• **Problem requirements**: Wherever the string "value" appears in the listing, copy that line.

• **Data for the task**:
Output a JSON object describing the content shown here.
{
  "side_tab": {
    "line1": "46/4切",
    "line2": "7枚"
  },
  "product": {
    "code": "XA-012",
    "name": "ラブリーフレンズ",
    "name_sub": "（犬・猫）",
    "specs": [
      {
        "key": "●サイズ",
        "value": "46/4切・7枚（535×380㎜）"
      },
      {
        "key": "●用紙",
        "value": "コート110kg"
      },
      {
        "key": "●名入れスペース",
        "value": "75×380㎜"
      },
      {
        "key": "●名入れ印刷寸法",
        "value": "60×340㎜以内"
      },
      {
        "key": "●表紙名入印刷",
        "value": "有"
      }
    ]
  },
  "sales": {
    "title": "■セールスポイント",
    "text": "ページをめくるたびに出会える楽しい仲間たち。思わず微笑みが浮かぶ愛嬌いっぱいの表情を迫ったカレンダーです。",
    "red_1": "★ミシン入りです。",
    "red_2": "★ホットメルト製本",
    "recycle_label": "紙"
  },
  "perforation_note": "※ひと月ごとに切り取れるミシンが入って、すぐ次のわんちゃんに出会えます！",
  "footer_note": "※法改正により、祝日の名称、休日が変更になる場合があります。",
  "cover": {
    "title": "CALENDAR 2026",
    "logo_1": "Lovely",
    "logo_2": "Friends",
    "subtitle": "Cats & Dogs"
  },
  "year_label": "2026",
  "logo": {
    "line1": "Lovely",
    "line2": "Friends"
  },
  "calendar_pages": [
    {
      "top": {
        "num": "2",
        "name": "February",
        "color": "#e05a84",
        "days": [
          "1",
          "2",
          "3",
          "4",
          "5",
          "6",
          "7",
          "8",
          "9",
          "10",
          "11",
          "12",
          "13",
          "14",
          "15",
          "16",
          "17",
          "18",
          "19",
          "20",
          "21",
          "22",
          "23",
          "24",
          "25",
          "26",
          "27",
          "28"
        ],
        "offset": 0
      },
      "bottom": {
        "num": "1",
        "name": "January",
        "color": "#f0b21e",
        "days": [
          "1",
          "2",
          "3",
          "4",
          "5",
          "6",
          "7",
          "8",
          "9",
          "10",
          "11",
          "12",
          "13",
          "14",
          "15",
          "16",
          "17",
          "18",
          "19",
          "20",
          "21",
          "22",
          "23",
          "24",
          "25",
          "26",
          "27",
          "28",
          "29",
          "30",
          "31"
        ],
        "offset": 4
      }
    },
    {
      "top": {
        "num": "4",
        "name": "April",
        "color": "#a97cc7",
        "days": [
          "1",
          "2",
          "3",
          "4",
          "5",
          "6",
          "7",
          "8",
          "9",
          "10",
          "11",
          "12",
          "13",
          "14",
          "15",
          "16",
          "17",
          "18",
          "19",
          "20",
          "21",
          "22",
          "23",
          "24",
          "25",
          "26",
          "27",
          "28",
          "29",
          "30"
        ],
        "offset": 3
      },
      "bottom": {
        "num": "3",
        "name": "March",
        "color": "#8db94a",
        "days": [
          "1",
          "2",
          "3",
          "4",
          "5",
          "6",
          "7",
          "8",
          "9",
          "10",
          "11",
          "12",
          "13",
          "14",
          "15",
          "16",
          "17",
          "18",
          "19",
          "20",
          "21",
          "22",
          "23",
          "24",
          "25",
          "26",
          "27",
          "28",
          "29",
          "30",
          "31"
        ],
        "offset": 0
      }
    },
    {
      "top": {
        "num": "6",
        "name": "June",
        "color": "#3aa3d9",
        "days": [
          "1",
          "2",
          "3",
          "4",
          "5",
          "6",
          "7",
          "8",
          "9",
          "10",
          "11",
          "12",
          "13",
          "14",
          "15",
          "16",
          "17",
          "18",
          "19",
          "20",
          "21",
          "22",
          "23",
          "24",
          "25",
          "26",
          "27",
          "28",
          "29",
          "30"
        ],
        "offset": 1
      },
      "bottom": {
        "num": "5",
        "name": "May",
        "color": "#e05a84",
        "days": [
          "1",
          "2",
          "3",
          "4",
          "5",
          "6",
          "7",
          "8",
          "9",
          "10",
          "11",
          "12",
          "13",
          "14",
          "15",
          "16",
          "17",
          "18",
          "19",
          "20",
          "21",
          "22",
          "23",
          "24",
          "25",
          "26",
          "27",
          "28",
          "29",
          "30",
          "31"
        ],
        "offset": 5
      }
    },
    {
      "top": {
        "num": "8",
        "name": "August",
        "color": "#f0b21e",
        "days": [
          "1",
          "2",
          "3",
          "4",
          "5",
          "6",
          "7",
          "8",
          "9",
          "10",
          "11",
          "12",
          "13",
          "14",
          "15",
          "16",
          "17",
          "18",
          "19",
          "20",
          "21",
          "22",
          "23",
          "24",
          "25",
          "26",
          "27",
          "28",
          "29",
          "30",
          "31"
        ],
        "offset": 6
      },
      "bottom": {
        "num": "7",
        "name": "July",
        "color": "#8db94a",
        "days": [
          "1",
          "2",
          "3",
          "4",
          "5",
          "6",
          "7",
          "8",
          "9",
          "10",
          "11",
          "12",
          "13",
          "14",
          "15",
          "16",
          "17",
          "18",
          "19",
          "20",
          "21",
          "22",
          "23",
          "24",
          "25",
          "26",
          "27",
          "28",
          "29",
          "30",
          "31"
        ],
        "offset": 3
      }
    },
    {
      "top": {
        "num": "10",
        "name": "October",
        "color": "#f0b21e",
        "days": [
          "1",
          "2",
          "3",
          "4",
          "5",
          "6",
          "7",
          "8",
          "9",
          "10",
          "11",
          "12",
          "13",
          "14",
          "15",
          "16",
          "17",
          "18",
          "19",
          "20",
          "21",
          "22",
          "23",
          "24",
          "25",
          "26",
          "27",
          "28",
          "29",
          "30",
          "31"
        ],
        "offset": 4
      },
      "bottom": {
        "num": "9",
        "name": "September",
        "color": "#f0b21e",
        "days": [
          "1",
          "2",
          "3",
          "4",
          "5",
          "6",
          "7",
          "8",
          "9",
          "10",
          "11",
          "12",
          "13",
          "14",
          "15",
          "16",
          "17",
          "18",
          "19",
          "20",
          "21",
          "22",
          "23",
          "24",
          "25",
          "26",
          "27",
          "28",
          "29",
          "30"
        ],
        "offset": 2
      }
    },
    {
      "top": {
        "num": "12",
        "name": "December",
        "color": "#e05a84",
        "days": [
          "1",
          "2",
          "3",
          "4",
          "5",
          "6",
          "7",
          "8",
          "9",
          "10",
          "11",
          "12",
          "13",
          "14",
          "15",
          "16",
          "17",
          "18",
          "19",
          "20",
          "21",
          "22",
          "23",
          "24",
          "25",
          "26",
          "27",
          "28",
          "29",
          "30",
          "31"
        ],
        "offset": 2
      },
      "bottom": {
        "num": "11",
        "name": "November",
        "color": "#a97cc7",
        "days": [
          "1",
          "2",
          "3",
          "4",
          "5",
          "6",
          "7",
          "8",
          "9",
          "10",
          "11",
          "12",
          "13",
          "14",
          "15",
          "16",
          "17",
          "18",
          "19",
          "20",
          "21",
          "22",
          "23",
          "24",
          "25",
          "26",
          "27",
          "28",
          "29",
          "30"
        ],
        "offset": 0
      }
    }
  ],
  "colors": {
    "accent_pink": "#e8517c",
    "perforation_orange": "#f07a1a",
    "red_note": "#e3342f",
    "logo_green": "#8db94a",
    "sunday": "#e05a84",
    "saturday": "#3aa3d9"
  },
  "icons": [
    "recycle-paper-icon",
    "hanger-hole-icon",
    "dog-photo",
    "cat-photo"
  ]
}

• **Task response**:
        "value": "46/4切・7枚（535×380㎜）"
        "value": "コート110kg"
        "value": "75×380㎜"
        "value": "60×340㎜以内"
        "value": "有"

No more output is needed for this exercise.